(Dataset excerpt)
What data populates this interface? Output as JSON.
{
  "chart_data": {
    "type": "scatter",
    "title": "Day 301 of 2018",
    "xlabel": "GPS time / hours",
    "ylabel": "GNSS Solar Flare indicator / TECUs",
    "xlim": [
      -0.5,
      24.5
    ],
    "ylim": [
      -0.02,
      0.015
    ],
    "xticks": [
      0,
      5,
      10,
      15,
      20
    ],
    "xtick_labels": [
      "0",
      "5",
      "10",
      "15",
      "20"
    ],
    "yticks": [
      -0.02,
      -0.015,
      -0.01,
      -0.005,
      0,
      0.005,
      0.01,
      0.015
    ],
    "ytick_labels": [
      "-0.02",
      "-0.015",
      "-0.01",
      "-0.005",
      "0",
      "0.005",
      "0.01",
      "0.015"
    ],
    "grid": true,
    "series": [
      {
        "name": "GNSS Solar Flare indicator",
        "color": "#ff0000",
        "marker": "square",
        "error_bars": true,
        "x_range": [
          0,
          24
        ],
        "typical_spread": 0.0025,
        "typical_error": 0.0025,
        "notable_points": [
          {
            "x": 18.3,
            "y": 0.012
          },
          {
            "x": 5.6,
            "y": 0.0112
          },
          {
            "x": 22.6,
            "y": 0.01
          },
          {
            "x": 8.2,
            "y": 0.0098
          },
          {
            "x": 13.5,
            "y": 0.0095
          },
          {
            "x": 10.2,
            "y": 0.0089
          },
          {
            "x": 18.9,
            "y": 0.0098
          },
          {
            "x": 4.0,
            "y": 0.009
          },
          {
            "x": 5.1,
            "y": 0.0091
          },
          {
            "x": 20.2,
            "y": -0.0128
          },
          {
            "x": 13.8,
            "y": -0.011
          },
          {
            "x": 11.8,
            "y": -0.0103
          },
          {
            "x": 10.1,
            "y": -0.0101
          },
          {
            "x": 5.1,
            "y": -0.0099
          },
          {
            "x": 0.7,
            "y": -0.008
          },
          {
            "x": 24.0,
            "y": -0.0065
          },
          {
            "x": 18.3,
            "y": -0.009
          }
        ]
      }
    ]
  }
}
...
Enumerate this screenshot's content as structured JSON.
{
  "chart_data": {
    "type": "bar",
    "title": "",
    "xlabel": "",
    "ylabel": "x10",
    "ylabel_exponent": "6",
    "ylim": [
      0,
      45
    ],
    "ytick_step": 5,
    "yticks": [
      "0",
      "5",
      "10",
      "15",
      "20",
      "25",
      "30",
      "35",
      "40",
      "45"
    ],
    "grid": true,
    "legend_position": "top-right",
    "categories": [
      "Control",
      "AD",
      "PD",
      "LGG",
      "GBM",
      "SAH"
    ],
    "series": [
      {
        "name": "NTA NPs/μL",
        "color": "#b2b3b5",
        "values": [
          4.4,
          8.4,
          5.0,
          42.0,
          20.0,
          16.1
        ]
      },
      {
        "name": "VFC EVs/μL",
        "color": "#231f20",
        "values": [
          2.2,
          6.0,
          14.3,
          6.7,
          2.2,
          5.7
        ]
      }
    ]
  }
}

- [Task to complete]: Out of the preceding entries, pull every line containing the string "indicator".

- [Task answer]:
    "ylabel": "GNSS Solar Flare indicator / TECUs",
        "name": "GNSS Solar Flare indicator",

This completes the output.